- [STORED ROWS]:

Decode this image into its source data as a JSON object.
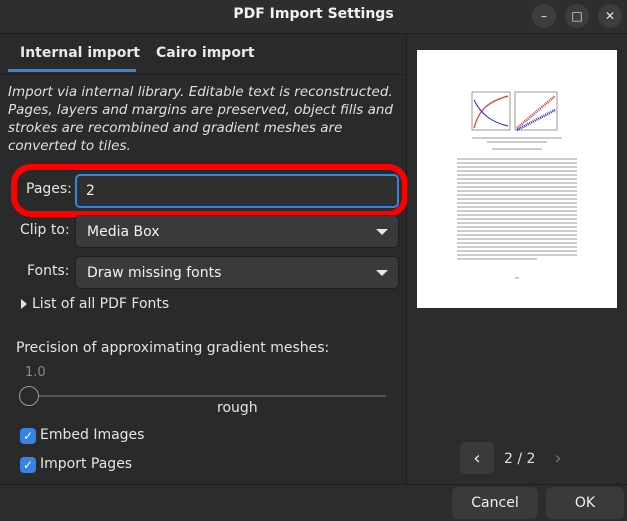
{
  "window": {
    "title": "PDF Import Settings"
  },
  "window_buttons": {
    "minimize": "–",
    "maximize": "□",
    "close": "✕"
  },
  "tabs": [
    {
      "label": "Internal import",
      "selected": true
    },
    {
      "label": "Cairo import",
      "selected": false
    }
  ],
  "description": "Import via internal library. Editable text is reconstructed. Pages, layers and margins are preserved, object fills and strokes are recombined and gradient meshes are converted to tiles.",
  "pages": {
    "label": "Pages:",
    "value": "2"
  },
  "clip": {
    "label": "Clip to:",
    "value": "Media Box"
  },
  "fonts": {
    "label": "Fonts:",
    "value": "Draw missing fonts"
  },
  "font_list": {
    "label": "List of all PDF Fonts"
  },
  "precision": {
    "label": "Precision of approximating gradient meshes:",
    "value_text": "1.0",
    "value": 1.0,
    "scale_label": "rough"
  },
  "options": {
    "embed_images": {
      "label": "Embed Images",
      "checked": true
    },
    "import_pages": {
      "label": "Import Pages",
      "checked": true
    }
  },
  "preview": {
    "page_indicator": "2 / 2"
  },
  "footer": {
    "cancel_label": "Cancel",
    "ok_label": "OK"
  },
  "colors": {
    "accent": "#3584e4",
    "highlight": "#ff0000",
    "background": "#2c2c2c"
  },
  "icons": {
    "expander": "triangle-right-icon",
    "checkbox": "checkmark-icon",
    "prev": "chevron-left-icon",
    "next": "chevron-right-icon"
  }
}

---

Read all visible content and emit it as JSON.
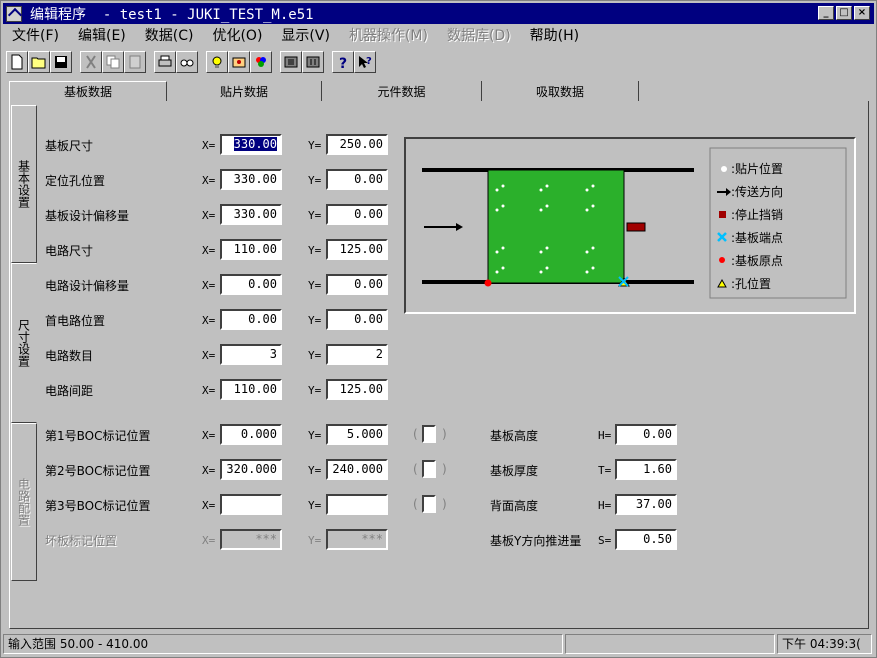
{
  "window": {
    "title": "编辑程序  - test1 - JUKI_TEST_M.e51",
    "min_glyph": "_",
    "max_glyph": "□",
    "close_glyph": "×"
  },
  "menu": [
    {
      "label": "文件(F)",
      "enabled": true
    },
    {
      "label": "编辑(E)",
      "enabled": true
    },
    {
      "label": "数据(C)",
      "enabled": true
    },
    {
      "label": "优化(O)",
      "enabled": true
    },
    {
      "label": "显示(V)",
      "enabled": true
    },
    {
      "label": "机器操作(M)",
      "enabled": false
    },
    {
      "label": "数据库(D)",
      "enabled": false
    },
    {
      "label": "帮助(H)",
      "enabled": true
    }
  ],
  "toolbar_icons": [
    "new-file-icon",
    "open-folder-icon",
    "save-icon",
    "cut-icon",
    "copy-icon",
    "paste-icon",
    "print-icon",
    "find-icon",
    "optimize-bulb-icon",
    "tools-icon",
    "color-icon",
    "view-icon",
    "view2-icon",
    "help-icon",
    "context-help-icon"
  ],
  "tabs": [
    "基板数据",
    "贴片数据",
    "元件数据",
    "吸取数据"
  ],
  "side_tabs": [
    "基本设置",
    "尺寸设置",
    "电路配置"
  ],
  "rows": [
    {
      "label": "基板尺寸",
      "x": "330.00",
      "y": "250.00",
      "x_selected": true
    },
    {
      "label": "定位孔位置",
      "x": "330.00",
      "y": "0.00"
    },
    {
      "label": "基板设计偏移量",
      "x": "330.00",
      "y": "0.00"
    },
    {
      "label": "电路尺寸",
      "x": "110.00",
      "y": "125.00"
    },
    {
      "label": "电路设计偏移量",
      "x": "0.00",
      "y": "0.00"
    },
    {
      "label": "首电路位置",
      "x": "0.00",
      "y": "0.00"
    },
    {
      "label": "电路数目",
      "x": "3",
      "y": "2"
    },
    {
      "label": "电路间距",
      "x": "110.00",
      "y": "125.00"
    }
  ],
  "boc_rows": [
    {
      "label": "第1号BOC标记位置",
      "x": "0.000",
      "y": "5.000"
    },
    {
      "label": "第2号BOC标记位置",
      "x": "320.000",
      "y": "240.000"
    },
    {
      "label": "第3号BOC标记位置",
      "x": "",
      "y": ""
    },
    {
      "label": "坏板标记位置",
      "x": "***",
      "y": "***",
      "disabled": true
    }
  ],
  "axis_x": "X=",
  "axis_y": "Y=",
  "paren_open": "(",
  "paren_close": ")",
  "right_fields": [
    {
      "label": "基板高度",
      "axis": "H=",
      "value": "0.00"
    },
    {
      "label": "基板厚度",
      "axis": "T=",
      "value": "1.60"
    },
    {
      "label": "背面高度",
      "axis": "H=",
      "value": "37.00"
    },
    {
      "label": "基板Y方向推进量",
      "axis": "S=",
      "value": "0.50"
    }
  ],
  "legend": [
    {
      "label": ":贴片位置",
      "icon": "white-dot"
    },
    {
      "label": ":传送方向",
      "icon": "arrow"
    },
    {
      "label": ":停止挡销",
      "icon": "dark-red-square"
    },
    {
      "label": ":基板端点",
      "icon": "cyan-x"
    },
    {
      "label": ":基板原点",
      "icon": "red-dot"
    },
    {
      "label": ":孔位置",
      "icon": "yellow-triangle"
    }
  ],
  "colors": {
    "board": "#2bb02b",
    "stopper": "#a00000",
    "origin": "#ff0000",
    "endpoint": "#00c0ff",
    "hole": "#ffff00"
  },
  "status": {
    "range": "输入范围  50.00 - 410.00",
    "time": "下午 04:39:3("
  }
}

- [STATED PROBLEM]:
Look through the listing above. Pick out each line with "JSON" and copy it.

- [SOLUTION]:
Decode this image into its source data as a JSON object.
Read all visible content and emit it as JSON.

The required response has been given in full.